## Task details
Would you return the complete listing below word for word?

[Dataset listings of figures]
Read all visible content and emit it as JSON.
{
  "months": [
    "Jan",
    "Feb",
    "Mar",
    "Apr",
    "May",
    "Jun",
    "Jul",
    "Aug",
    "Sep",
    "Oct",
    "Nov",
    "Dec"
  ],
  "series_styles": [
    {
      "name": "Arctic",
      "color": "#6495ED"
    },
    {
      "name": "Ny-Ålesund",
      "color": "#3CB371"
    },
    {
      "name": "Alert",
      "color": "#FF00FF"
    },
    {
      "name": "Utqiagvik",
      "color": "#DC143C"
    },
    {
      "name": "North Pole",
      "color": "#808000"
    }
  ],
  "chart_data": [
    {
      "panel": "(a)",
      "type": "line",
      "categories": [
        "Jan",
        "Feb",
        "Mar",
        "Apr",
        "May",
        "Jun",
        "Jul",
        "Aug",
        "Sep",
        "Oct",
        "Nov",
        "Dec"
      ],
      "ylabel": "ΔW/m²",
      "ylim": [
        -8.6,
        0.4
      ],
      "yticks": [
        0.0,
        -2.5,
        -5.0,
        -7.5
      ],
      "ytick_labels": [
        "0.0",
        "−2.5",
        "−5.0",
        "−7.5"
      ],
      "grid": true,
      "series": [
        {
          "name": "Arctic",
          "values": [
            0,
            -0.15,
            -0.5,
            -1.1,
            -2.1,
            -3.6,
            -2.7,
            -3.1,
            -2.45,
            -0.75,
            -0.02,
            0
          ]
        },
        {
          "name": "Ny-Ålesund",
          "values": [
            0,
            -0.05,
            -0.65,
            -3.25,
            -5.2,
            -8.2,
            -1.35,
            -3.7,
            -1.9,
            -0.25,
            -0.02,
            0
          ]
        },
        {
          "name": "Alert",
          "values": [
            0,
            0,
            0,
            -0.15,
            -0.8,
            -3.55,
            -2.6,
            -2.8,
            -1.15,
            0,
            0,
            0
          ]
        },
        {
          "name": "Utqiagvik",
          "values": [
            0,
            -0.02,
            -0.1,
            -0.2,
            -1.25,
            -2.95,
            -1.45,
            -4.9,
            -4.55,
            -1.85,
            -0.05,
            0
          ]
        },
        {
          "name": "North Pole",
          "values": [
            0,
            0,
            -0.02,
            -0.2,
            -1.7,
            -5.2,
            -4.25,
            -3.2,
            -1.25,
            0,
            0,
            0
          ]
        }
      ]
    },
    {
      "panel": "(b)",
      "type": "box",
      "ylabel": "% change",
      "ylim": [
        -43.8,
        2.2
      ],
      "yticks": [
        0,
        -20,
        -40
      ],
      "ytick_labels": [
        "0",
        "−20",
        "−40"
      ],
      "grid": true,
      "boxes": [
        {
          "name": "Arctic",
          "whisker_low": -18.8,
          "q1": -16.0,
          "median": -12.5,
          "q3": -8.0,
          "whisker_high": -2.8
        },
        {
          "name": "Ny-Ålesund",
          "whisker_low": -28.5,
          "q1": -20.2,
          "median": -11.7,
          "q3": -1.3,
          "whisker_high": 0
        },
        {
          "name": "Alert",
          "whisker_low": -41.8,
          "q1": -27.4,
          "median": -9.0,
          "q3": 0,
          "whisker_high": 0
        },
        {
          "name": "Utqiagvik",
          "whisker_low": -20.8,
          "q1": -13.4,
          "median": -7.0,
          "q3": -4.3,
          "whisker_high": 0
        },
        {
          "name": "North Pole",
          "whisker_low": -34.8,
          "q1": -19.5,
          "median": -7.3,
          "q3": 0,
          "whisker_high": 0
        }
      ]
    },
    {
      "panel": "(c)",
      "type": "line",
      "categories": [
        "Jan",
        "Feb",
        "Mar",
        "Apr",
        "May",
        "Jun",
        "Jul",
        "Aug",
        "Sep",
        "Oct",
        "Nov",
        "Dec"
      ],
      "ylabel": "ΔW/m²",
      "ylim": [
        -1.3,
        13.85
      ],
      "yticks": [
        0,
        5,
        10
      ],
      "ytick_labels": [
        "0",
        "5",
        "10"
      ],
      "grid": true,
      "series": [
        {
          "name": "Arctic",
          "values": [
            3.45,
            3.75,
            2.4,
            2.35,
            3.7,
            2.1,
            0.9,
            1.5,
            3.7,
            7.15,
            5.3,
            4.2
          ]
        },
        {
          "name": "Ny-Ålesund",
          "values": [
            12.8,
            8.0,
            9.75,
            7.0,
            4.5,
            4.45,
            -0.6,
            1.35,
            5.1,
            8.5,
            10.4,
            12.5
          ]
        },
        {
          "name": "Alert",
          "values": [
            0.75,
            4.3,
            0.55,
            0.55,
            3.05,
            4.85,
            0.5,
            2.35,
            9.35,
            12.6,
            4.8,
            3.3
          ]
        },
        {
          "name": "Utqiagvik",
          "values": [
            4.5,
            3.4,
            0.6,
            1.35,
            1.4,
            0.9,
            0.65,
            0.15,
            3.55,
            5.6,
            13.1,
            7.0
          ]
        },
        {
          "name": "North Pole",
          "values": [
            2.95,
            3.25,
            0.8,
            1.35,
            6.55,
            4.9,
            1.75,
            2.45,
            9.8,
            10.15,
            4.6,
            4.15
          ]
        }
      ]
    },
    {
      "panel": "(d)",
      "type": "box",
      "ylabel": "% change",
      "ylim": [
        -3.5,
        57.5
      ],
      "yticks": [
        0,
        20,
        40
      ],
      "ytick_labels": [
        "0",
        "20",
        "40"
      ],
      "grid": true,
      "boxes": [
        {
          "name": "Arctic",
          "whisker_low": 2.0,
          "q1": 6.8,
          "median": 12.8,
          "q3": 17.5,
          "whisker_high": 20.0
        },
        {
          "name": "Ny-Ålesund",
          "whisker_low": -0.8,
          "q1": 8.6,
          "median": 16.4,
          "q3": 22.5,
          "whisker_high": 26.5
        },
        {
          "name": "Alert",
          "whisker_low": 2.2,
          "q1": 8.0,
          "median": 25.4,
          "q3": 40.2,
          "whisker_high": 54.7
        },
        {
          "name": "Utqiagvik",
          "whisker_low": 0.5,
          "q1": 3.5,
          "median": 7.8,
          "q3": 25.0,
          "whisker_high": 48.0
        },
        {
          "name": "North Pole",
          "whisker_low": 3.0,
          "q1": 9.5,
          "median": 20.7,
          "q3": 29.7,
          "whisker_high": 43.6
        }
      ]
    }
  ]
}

## Reply to the exercise
Read all visible content and emit it as JSON.
{
  "months": [
    "Jan",
    "Feb",
    "Mar",
    "Apr",
    "May",
    "Jun",
    "Jul",
    "Aug",
    "Sep",
    "Oct",
    "Nov",
    "Dec"
  ],
  "series_styles": [
    {
      "name": "Arctic",
      "color": "#6495ED"
    },
    {
      "name": "Ny-Ålesund",
      "color": "#3CB371"
    },
    {
      "name": "Alert",
      "color": "#FF00FF"
    },
    {
      "name": "Utqiagvik",
      "color": "#DC143C"
    },
    {
      "name": "North Pole",
      "color": "#808000"
    }
  ],
  "chart_data": [
    {
      "panel": "(a)",
      "type": "line",
      "categories": [
        "Jan",
        "Feb",
        "Mar",
        "Apr",
        "May",
        "Jun",
        "Jul",
        "Aug",
        "Sep",
        "Oct",
        "Nov",
        "Dec"
      ],
      "ylabel": "ΔW/m²",
      "ylim": [
        -8.6,
        0.4
      ],
      "yticks": [
        0.0,
        -2.5,
        -5.0,
        -7.5
      ],
      "ytick_labels": [
        "0.0",
        "−2.5",
        "−5.0",
        "−7.5"
      ],
      "grid": true,
      "series": [
        {
          "name": "Arctic",
          "values": [
            0,
            -0.15,
            -0.5,
            -1.1,
            -2.1,
            -3.6,
            -2.7,
            -3.1,
            -2.45,
            -0.75,
            -0.02,
            0
          ]
        },
        {
          "name": "Ny-Ålesund",
          "values": [
            0,
            -0.05,
            -0.65,
            -3.25,
            -5.2,
            -8.2,
            -1.35,
            -3.7,
            -1.9,
            -0.25,
            -0.02,
            0
          ]
        },
        {
          "name": "Alert",
          "values": [
            0,
            0,
            0,
            -0.15,
            -0.8,
            -3.55,
            -2.6,
            -2.8,
            -1.15,
            0,
            0,
            0
          ]
        },
        {
          "name": "Utqiagvik",
          "values": [
            0,
            -0.02,
            -0.1,
            -0.2,
            -1.25,
            -2.95,
            -1.45,
            -4.9,
            -4.55,
            -1.85,
            -0.05,
            0
          ]
        },
        {
          "name": "North Pole",
          "values": [
            0,
            0,
            -0.02,
            -0.2,
            -1.7,
            -5.2,
            -4.25,
            -3.2,
            -1.25,
            0,
            0,
            0
          ]
        }
      ]
    },
    {
      "panel": "(b)",
      "type": "box",
      "ylabel": "% change",
      "ylim": [
        -43.8,
        2.2
      ],
      "yticks": [
        0,
        -20,
        -40
      ],
      "ytick_labels": [
        "0",
        "−20",
        "−40"
      ],
      "grid": true,
      "boxes": [
        {
          "name": "Arctic",
          "whisker_low": -18.8,
          "q1": -16.0,
          "median": -12.5,
          "q3": -8.0,
          "whisker_high": -2.8
        },
        {
          "name": "Ny-Ålesund",
          "whisker_low": -28.5,
          "q1": -20.2,
          "median": -11.7,
          "q3": -1.3,
          "whisker_high": 0
        },
        {
          "name": "Alert",
          "whisker_low": -41.8,
          "q1": -27.4,
          "median": -9.0,
          "q3": 0,
          "whisker_high": 0
        },
        {
          "name": "Utqiagvik",
          "whisker_low": -20.8,
          "q1": -13.4,
          "median": -7.0,
          "q3": -4.3,
          "whisker_high": 0
        },
        {
          "name": "North Pole",
          "whisker_low": -34.8,
          "q1": -19.5,
          "median": -7.3,
          "q3": 0,
          "whisker_high": 0
        }
      ]
    },
    {
      "panel": "(c)",
      "type": "line",
      "categories": [
        "Jan",
        "Feb",
        "Mar",
        "Apr",
        "May",
        "Jun",
        "Jul",
        "Aug",
        "Sep",
        "Oct",
        "Nov",
        "Dec"
      ],
      "ylabel": "ΔW/m²",
      "ylim": [
        -1.3,
        13.85
      ],
      "yticks": [
        0,
        5,
        10
      ],
      "ytick_labels": [
        "0",
        "5",
        "10"
      ],
      "grid": true,
      "series": [
        {
          "name": "Arctic",
          "values": [
            3.45,
            3.75,
            2.4,
            2.35,
            3.7,
            2.1,
            0.9,
            1.5,
            3.7,
            7.15,
            5.3,
            4.2
          ]
        },
        {
          "name": "Ny-Ålesund",
          "values": [
            12.8,
            8.0,
            9.75,
            7.0,
            4.5,
            4.45,
            -0.6,
            1.35,
            5.1,
            8.5,
            10.4,
            12.5
          ]
        },
        {
          "name": "Alert",
          "values": [
            0.75,
            4.3,
            0.55,
            0.55,
            3.05,
            4.85,
            0.5,
            2.35,
            9.35,
            12.6,
            4.8,
            3.3
          ]
        },
        {
          "name": "Utqiagvik",
          "values": [
            4.5,
            3.4,
            0.6,
            1.35,
            1.4,
            0.9,
            0.65,
            0.15,
            3.55,
            5.6,
            13.1,
            7.0
          ]
        },
        {
          "name": "North Pole",
          "values": [
            2.95,
            3.25,
            0.8,
            1.35,
            6.55,
            4.9,
            1.75,
            2.45,
            9.8,
            10.15,
            4.6,
            4.15
          ]
        }
      ]
    },
    {
      "panel": "(d)",
      "type": "box",
      "ylabel": "% change",
      "ylim": [
        -3.5,
        57.5
      ],
      "yticks": [
        0,
        20,
        40
      ],
      "ytick_labels": [
        "0",
        "20",
        "40"
      ],
      "grid": true,
      "boxes": [
        {
          "name": "Arctic",
          "whisker_low": 2.0,
          "q1": 6.8,
          "median": 12.8,
          "q3": 17.5,
          "whisker_high": 20.0
        },
        {
          "name": "Ny-Ålesund",
          "whisker_low": -0.8,
          "q1": 8.6,
          "median": 16.4,
          "q3": 22.5,
          "whisker_high": 26.5
        },
        {
          "name": "Alert",
          "whisker_low": 2.2,
          "q1": 8.0,
          "median": 25.4,
          "q3": 40.2,
          "whisker_high": 54.7
        },
        {
          "name": "Utqiagvik",
          "whisker_low": 0.5,
          "q1": 3.5,
          "median": 7.8,
          "q3": 25.0,
          "whisker_high": 48.0
        },
        {
          "name": "North Pole",
          "whisker_low": 3.0,
          "q1": 9.5,
          "median": 20.7,
          "q3": 29.7,
          "whisker_high": 43.6
        }
      ]
    }
  ]
}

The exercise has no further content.